DOCUMENT SEGMENT:
• • • • • • •

Next, we recognized a large percentage of the people who interacted with live chat did, in fact, want to talk to our sales team. But that didn't mean trying to connect them to a human right away was efficient for either group.
We interviewed and observed the sales team to understand their experience with chat. Right away, we noticed each sales rep needed to know three key facts about the user to tailor the conversation to their business — name, email, and website.
The sales team said in an ideal world, they wanted this context before chatting with a prospect — an issue we knew a chatbot could solve. We programmed the chatbot to collect this information in a natural, contextual way.
Additionally, we knew a prospect would become frustrated if they needed to repeat themselves — in fact, NewVoiceMedia found it to be the most frustrating aspect of customer experience. To combat this issue, we again checked the CRM, and if you'd ever filled out a HubSpot form, we'd skip the questions altogether.
Collecting this information up-front enabled the sales team to spend more time selling, and less time chasing down email addresses.
At the beginning of this project, our main goal was to deflect support-related chats away from our sales team. But, even as someone who has been building chatbots for almost four years, I'll admit — what we saw was shocking.
When compared to live chat, 75% more people engaged with the chatbot.
Additionally, over 55% of people gave real answers to the basic qualifying questions and reached a human. While the drop-off there may seem steep, sifting out low-intent people proved incredibly helpful for the sales team.
Ultimately, our chatbot's success came in a few ways — first, the chatbot anticipated the next step of the conversation and used quick replies to drive a visitor forward. Opening up a chat and clicking a contextual button has less friction than typing in a text field — now, people didn't need to come up with the first message themselves.

• • • • • • •

LISTED RECORDS:
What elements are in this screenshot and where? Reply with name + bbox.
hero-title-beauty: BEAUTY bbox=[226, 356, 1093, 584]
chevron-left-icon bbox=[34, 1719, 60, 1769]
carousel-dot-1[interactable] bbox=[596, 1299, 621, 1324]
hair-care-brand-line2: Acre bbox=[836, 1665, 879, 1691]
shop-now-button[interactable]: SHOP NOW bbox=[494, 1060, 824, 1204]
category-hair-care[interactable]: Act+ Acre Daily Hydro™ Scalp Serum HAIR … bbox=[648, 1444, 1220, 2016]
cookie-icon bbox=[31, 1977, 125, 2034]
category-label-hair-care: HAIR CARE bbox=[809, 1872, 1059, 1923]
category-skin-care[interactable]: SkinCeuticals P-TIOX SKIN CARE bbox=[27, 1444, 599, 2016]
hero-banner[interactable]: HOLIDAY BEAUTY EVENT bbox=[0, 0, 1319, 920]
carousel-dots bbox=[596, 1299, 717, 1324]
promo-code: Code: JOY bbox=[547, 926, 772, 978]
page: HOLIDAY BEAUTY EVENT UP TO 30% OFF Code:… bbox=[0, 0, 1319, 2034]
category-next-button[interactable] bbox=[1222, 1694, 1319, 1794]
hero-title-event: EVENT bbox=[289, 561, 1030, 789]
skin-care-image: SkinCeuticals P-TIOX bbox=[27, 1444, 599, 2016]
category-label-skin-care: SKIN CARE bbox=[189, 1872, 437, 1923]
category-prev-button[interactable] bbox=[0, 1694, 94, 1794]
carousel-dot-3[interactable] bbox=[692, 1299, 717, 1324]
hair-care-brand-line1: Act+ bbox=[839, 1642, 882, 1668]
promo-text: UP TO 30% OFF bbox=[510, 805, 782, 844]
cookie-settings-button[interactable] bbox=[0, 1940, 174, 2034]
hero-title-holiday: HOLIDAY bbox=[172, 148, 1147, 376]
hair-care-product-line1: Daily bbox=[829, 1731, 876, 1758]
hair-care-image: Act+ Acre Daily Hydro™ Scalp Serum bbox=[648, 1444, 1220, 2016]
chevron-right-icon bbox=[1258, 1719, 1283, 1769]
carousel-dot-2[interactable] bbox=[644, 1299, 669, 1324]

• • • • • • •

Duplicate everything in the chatbot write-up from "Next, we recognized" down to "for either group.". The records have no connection to the text.

WRITTEN RESPONSE:
Next, we recognized a large percentage of the people who interacted with live chat did, in fact, want to talk to our sales team. But that didn't mean trying to connect them to a human right away was efficient for either group.